* **AIM**:
Copy every line from the records below that holds the word "screenshot".

Entries with figure data
==*==

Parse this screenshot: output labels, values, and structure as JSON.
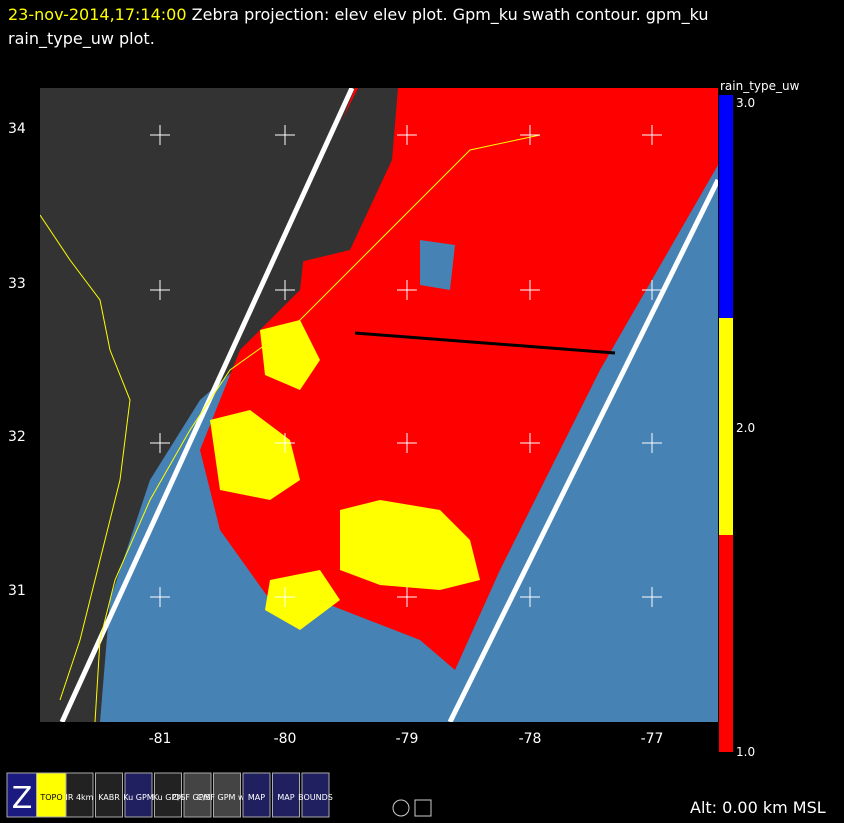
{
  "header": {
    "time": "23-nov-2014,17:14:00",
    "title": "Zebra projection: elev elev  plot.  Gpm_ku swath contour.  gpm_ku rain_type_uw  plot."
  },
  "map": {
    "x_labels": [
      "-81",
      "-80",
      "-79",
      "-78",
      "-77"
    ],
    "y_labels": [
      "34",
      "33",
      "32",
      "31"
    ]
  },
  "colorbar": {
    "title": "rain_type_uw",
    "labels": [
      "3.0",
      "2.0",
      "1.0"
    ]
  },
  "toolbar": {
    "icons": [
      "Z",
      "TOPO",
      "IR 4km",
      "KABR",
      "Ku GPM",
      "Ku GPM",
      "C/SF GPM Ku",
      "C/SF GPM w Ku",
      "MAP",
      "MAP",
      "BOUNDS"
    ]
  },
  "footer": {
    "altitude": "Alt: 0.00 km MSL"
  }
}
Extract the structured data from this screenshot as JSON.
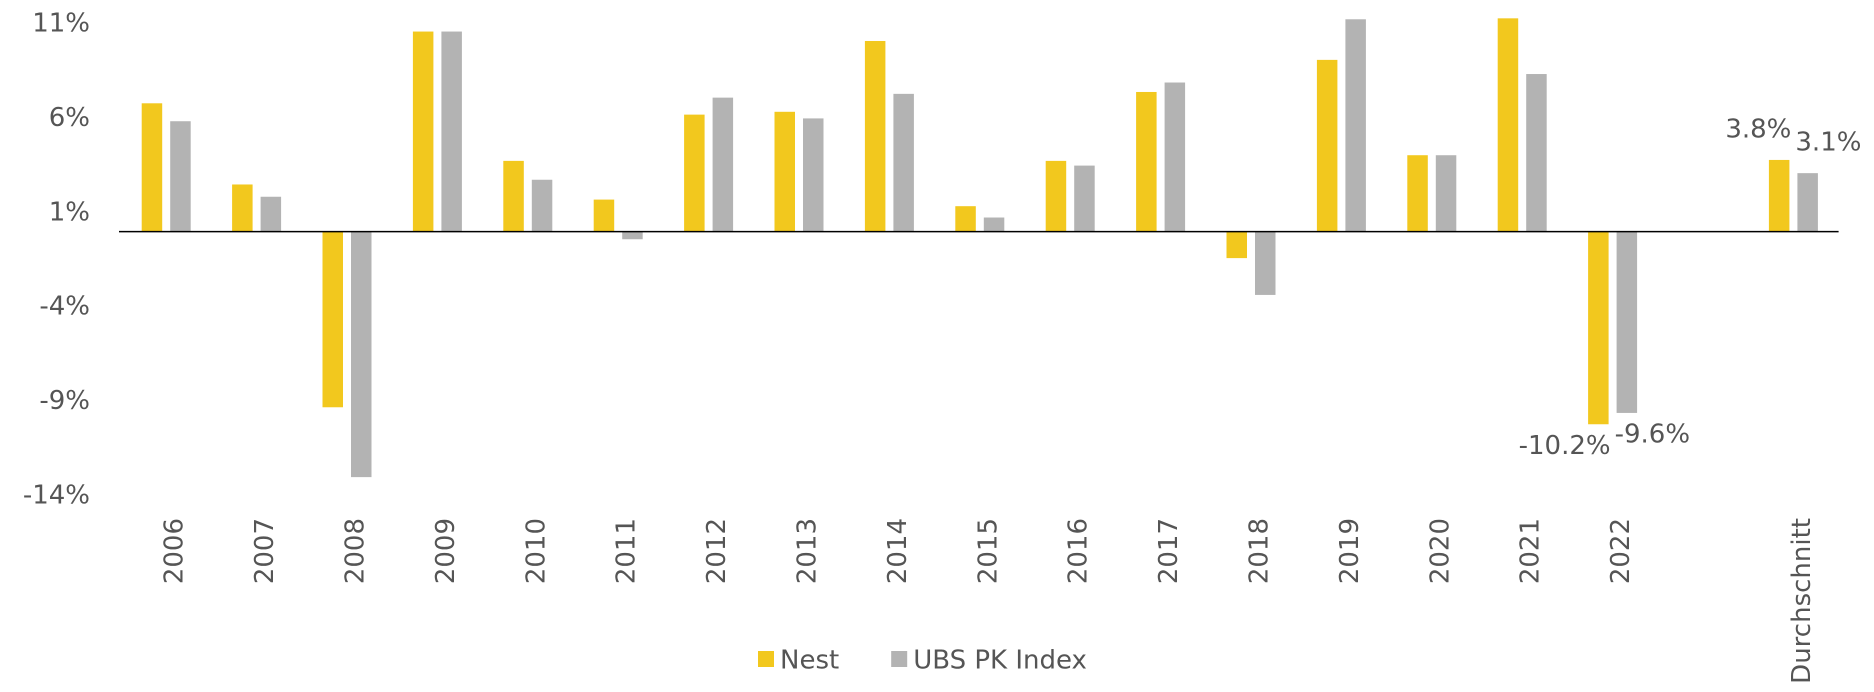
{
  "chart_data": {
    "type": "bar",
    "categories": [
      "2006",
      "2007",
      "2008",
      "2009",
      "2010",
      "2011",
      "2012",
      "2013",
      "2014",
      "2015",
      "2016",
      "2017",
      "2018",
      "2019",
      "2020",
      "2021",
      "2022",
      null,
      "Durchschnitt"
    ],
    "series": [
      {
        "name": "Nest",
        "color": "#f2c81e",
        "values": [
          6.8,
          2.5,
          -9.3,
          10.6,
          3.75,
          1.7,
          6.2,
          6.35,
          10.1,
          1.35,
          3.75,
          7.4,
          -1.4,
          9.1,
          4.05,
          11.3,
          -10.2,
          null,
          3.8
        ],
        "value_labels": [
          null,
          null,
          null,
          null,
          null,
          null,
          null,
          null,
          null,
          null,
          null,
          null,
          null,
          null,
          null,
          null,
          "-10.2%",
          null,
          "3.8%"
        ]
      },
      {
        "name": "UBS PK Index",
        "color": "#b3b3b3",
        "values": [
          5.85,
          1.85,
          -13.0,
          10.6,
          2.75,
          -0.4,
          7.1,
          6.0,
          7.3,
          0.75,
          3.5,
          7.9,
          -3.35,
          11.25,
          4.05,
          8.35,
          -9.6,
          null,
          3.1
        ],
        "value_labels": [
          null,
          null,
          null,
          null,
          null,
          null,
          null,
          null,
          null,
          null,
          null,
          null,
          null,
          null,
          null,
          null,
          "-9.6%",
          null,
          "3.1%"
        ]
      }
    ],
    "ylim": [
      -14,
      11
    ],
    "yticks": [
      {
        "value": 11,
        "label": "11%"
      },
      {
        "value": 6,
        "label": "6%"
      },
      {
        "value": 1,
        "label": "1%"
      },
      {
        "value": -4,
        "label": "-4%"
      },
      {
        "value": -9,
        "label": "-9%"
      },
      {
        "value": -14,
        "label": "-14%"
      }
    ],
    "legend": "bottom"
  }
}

==*==

* **PROBLEM SOLUTION**:
Parse this screenshot: output labels, values, and structure as JSON.
Extract the structured data from this screenshot as JSON.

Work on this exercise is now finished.